-- BEGIN Records shown --

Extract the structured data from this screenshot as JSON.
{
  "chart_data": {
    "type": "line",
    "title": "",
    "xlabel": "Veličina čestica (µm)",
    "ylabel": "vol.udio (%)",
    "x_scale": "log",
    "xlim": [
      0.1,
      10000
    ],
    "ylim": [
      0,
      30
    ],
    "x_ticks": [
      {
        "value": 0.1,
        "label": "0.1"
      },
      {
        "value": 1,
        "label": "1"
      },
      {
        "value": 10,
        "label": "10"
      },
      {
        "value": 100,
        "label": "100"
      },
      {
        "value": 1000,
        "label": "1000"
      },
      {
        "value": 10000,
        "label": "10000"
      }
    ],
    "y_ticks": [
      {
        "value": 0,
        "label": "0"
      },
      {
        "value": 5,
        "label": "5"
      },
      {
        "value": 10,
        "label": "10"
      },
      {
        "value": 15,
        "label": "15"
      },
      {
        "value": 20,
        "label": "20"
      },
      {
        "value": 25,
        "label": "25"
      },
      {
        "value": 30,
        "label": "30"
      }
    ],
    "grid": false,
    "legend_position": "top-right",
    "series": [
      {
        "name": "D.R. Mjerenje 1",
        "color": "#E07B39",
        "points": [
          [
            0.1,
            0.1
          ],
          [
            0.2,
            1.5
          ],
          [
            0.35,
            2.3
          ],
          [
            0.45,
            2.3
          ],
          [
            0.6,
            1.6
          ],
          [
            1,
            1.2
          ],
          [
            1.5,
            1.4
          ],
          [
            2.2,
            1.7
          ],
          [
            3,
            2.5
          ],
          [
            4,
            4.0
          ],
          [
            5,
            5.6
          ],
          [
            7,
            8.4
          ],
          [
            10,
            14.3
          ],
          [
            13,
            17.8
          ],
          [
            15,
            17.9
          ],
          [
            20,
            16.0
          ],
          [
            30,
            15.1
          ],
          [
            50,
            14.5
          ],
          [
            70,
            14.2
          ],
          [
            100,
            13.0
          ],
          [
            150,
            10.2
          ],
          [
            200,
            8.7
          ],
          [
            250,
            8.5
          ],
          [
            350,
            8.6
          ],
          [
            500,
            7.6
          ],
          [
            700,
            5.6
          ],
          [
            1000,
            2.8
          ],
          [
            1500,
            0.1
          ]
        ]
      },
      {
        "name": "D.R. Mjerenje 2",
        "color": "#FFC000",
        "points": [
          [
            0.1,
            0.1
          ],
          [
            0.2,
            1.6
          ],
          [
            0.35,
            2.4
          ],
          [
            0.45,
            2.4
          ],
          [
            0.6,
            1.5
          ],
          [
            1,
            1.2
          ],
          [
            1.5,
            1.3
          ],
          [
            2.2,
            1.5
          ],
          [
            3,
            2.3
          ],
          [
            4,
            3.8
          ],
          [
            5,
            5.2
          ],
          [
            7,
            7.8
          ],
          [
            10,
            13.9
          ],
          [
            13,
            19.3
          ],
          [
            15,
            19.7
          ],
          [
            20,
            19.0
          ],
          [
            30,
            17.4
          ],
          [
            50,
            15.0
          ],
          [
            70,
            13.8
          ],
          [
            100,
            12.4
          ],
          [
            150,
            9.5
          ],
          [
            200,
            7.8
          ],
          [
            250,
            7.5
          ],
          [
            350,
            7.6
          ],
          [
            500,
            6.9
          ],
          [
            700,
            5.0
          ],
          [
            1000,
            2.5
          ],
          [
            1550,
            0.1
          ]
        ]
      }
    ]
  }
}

-- END Records shown --

What you should do: From the entries above, extract each line containing "Mjerenje".

Solution for this problem:
        "name": "D.R. Mjerenje 1",
        "name": "D.R. Mjerenje 2",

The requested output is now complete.